--- Input for this task ---
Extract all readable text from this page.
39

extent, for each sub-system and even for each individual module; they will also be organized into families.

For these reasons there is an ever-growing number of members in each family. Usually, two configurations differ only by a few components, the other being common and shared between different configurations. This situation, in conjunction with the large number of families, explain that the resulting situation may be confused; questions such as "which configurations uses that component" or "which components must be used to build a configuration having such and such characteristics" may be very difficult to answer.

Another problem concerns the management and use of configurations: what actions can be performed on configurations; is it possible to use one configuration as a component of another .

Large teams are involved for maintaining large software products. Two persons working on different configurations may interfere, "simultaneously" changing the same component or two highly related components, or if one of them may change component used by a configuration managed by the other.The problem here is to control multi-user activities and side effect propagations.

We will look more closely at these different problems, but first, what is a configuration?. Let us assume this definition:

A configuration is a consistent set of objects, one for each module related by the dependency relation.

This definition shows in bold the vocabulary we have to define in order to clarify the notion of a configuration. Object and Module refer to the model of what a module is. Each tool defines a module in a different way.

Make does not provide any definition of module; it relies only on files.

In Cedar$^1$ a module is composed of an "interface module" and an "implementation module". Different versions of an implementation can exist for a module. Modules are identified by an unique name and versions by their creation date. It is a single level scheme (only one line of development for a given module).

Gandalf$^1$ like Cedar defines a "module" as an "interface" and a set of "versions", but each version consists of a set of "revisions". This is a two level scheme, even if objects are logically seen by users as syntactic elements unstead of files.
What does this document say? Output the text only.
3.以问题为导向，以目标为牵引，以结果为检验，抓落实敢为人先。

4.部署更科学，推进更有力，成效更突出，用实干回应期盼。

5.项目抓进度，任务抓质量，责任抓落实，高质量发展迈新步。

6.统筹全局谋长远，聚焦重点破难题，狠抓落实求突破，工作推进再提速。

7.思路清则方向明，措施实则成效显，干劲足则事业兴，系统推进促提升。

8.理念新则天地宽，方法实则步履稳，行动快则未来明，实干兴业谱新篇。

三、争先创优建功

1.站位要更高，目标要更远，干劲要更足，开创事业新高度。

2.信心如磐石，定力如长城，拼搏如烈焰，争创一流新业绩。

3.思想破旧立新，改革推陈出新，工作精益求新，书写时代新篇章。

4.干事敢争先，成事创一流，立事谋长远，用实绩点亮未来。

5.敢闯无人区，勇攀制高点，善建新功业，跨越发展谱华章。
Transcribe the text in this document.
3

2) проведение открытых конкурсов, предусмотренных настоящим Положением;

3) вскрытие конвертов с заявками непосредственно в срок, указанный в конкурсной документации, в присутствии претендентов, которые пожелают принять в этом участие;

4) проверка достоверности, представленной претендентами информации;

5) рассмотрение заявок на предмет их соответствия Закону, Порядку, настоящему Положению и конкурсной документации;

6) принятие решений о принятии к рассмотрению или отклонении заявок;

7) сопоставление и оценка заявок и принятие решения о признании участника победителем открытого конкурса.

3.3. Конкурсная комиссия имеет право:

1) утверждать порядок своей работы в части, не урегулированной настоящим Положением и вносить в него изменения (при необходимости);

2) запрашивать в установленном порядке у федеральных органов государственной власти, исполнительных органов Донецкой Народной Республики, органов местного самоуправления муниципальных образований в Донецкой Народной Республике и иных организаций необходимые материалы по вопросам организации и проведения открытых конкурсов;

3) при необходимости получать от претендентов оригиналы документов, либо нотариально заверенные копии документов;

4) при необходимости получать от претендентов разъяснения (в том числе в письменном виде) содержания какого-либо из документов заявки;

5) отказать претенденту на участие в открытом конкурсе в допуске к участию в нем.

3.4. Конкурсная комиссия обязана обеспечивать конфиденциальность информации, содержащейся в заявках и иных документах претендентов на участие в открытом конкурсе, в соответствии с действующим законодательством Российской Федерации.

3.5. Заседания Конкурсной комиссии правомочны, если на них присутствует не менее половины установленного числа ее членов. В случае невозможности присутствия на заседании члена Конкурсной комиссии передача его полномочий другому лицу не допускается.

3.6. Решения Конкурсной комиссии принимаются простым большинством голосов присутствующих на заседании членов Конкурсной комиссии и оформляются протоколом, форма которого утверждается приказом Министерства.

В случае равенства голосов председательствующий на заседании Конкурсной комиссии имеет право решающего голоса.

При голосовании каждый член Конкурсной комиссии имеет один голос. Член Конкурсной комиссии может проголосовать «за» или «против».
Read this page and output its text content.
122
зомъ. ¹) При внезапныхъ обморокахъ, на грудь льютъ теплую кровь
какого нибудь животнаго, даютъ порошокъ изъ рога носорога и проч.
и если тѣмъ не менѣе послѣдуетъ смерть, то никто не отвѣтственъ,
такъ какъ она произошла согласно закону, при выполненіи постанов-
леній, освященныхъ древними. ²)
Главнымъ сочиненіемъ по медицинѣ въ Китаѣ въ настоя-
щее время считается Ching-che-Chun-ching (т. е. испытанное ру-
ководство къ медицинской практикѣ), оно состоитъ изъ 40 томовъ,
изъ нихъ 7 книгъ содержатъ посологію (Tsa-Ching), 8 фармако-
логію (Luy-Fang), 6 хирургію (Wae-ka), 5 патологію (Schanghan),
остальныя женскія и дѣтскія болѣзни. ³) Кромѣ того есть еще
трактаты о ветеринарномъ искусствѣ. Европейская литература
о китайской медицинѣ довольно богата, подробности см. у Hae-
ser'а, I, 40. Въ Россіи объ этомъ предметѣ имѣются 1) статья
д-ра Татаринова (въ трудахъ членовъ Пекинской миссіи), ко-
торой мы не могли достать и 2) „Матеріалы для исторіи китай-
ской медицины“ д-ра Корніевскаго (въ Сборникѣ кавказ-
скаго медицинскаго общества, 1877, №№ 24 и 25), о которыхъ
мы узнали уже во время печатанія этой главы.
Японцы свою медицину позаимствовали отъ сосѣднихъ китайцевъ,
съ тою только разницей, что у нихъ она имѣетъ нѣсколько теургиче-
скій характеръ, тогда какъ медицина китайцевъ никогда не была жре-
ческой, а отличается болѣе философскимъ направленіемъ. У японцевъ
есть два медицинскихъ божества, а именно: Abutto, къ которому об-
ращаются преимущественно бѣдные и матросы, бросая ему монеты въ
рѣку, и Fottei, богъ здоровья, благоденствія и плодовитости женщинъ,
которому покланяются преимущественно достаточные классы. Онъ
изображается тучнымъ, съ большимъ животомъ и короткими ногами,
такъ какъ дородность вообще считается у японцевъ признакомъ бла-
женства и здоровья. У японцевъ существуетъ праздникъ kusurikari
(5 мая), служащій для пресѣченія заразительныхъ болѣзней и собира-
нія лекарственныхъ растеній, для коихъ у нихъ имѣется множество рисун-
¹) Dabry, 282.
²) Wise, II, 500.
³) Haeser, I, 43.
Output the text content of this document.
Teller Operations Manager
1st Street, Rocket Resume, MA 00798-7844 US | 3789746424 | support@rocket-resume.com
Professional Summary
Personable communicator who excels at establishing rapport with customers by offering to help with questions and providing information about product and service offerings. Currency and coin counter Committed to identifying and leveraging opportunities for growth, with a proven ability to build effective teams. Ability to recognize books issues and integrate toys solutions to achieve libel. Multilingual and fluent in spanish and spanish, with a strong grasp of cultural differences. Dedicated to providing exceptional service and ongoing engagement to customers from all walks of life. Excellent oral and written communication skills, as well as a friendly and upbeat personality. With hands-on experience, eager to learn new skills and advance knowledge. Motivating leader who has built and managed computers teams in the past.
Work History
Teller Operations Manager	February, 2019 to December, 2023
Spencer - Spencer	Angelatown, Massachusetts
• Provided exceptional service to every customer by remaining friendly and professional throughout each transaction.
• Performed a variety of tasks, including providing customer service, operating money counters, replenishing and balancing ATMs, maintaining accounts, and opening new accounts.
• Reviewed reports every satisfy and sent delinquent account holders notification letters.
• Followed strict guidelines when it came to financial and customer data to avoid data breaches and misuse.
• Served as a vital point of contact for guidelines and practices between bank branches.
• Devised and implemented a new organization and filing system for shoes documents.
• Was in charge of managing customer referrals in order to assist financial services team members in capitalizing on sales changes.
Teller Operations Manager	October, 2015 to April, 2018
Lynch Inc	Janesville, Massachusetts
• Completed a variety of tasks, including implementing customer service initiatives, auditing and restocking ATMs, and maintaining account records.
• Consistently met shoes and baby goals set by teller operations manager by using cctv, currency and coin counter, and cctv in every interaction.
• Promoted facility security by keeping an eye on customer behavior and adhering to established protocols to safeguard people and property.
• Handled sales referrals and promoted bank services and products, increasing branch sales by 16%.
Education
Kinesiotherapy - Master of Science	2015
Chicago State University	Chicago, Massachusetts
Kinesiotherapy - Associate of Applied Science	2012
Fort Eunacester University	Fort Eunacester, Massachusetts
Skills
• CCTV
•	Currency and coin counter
---
§ **Stated problem**: Look through the entries above and list every line containing "providing".

§ **Result of the exercise**:
Personable communicator who excels at establishing rapport with customers by offering to help with questions and providing information about product and service offerings. Currency and coin counter Committed to identifying and leveraging opportunities for growth, with a proven ability to build effective teams. Ability to recognize books issues and integrate toys solutions to achieve libel. Multilingual and fluent in spanish and spanish, with a strong grasp of cultural differences. Dedicated to providing exceptional service and ongoing engagement to customers from all walks of life. Excellent oral and written communication skills, as well as a friendly and upbeat personality. With hands-on experience, eager to learn new skills and advance knowledge. Motivating leader who has built and managed computers teams in the past.
• Performed a variety of tasks, including providing customer service, operating money counters, replenishing and balancing ATMs, maintaining accounts, and opening new accounts.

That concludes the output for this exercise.